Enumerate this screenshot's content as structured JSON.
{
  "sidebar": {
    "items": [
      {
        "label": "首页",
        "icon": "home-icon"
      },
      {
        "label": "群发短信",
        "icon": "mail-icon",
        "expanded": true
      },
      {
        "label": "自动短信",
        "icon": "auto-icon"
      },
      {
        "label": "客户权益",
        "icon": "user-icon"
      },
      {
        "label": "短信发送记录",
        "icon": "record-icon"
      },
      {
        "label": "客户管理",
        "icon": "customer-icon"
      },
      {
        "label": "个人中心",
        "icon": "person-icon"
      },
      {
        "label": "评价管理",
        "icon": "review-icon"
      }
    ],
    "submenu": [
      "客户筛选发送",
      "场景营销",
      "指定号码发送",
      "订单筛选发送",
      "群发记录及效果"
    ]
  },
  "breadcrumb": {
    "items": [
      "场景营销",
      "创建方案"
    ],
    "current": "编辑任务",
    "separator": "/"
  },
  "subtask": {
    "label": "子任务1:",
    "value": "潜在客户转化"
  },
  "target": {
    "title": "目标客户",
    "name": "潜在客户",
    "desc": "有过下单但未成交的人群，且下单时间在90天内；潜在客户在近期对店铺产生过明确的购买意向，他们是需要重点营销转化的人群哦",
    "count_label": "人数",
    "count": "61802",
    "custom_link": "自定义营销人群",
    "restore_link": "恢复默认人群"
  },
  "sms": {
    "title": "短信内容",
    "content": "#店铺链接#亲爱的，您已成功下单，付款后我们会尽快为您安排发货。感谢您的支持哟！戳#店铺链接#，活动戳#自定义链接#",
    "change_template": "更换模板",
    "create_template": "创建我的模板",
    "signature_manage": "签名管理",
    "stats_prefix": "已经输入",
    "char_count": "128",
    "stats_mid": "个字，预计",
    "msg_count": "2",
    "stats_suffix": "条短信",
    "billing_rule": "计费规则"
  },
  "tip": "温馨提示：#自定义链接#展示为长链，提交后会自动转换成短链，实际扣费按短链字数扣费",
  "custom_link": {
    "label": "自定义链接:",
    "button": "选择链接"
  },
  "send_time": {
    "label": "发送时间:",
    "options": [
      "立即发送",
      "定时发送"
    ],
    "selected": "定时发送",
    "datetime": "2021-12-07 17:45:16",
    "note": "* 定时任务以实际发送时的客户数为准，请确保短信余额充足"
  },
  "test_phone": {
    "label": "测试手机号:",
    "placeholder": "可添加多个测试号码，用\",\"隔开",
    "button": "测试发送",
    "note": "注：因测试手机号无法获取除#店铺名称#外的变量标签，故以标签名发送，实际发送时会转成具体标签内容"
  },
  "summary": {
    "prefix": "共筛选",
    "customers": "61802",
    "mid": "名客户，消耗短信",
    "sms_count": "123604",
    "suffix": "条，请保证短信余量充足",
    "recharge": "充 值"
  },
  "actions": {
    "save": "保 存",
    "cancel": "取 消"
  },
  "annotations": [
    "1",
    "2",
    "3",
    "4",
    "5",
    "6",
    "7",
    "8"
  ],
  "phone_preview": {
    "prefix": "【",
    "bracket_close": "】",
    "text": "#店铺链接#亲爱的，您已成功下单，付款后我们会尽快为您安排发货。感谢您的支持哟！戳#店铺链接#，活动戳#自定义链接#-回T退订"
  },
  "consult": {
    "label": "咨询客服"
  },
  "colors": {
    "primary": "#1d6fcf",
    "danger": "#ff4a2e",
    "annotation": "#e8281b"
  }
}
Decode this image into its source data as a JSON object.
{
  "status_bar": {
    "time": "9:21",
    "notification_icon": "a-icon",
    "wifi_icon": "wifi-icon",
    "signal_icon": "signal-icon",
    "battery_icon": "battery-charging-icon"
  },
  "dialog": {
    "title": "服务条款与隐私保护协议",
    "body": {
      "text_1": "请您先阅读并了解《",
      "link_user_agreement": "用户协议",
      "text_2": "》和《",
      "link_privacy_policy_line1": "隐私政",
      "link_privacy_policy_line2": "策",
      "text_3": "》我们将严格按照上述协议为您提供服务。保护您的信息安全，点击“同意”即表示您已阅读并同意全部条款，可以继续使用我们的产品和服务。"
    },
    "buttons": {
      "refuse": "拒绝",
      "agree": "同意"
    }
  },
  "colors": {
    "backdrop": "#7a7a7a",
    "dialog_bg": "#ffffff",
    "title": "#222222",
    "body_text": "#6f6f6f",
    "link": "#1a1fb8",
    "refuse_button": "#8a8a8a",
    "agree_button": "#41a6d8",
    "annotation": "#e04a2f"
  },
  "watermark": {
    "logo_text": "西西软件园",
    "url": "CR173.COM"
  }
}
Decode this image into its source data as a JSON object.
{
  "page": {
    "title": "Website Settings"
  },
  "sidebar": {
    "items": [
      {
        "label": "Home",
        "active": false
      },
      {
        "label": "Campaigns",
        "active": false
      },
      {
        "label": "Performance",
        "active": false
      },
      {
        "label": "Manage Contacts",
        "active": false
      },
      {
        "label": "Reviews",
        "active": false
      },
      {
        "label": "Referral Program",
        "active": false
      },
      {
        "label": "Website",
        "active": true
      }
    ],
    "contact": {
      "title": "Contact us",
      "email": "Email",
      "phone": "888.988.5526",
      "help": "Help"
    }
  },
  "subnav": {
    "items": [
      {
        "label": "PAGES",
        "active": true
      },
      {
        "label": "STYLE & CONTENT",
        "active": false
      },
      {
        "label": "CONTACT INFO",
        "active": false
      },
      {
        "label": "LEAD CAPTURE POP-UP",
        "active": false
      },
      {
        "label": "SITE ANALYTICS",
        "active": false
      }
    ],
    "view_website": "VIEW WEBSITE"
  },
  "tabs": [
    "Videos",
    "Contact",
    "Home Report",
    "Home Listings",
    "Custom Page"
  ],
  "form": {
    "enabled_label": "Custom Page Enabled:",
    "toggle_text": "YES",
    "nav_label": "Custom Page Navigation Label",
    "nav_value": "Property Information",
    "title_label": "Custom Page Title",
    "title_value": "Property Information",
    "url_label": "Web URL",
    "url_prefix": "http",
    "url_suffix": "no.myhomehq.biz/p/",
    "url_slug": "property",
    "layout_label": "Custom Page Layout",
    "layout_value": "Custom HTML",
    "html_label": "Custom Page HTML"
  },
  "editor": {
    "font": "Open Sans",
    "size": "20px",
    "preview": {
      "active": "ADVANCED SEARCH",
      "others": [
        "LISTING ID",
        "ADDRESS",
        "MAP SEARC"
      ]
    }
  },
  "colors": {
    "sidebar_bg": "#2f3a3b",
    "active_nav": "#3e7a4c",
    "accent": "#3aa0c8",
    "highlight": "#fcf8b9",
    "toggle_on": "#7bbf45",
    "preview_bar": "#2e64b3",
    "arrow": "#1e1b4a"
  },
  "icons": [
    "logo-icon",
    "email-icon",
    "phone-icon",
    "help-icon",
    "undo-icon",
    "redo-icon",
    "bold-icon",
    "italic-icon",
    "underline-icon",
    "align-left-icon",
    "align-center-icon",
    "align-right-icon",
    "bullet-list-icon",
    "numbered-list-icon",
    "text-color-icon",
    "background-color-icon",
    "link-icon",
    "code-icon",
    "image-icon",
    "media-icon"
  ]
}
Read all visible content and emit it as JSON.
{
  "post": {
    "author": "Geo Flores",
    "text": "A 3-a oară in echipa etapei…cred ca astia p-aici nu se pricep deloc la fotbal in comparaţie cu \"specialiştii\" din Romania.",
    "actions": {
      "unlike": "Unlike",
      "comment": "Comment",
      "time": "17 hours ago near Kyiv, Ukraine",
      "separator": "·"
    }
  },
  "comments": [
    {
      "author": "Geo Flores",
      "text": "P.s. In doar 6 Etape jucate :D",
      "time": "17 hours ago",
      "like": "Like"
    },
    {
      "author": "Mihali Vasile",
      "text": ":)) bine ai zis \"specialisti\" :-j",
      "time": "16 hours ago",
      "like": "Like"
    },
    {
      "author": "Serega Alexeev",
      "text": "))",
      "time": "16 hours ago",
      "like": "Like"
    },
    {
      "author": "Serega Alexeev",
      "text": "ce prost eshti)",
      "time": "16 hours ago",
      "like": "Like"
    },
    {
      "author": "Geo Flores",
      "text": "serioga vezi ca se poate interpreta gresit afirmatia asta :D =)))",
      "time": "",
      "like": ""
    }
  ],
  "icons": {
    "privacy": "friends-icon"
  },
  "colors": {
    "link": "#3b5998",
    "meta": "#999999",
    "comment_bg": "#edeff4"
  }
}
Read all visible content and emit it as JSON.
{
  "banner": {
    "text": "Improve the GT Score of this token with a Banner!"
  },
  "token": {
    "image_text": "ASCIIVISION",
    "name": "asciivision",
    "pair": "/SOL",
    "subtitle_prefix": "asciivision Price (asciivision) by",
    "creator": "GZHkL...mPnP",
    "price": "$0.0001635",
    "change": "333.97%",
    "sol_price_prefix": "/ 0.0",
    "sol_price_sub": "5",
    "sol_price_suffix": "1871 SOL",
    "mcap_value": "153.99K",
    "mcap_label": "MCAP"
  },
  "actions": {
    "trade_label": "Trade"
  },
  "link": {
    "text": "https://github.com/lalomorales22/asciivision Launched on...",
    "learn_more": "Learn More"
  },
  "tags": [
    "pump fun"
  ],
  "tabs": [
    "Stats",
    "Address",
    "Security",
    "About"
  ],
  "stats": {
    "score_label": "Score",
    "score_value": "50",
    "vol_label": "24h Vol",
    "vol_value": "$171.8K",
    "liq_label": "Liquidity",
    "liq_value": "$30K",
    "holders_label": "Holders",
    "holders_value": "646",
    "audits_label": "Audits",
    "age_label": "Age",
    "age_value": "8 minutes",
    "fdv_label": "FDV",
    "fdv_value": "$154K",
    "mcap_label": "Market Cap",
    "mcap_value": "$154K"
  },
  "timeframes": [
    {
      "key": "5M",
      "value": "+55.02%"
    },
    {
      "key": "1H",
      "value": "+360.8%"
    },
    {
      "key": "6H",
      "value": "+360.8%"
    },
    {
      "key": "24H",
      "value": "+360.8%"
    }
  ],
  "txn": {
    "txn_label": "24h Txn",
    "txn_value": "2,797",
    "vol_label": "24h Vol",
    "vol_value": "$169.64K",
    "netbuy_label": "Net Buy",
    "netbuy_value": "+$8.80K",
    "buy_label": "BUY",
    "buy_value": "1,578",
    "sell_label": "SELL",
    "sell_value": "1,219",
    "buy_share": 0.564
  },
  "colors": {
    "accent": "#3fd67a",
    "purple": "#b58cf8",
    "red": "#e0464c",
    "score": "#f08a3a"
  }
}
§
**Objective:** What is the number of lines in this material that hold the string "您已成功下单"? Answer with that number only.

**Worked answer:** 2